>>>

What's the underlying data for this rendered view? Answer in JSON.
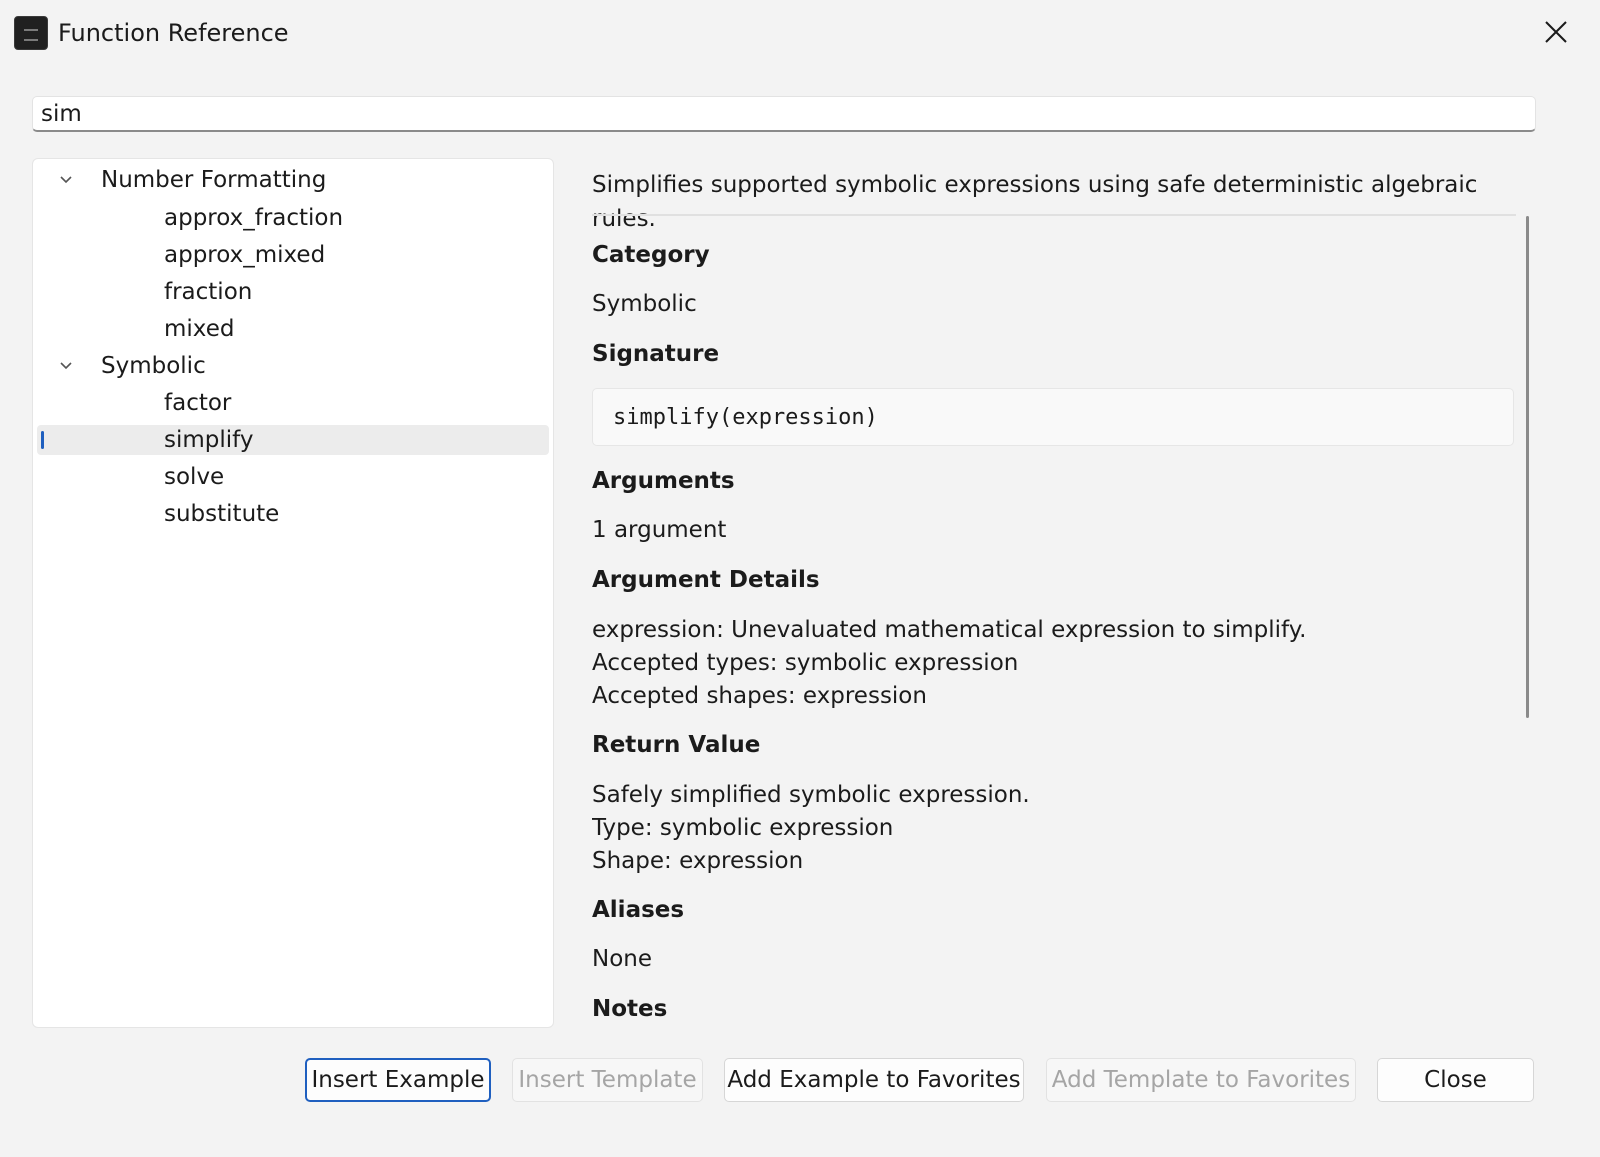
{
  "window": {
    "title": "Function Reference",
    "icon": "calculator-app-icon",
    "close_icon": "close-icon"
  },
  "search": {
    "value": "sim"
  },
  "tree": {
    "groups": [
      {
        "label": "Number Formatting",
        "expanded": true,
        "items": [
          "approx_fraction",
          "approx_mixed",
          "fraction",
          "mixed"
        ]
      },
      {
        "label": "Symbolic",
        "expanded": true,
        "items": [
          "factor",
          "simplify",
          "solve",
          "substitute"
        ]
      }
    ],
    "selected": "simplify",
    "accent_color": "#1f5fbf"
  },
  "details": {
    "description": "Simplifies supported symbolic expressions using safe deterministic algebraic rules.",
    "category_heading": "Category",
    "category": "Symbolic",
    "signature_heading": "Signature",
    "signature": "simplify(expression)",
    "arguments_heading": "Arguments",
    "arguments": "1 argument",
    "argument_details_heading": "Argument Details",
    "argument_details": [
      "expression: Unevaluated mathematical expression to simplify.",
      "Accepted types: symbolic expression",
      "Accepted shapes: expression"
    ],
    "return_heading": "Return Value",
    "return_value": [
      "Safely simplified symbolic expression.",
      "Type: symbolic expression",
      "Shape: expression"
    ],
    "aliases_heading": "Aliases",
    "aliases": "None",
    "notes_heading": "Notes"
  },
  "buttons": {
    "insert_example": "Insert Example",
    "insert_template": "Insert Template",
    "add_example_favorites": "Add Example to Favorites",
    "add_template_favorites": "Add Template to Favorites",
    "close": "Close"
  }
}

<<<

#### [WORK TO COMPLETE]
For each line of the entries that includes "Favorites", show that line.

#### [RESULT FOR THIS EXERCISE]
    "add_example_favorites": "Add Example to Favorites",
    "add_template_favorites": "Add Template to Favorites",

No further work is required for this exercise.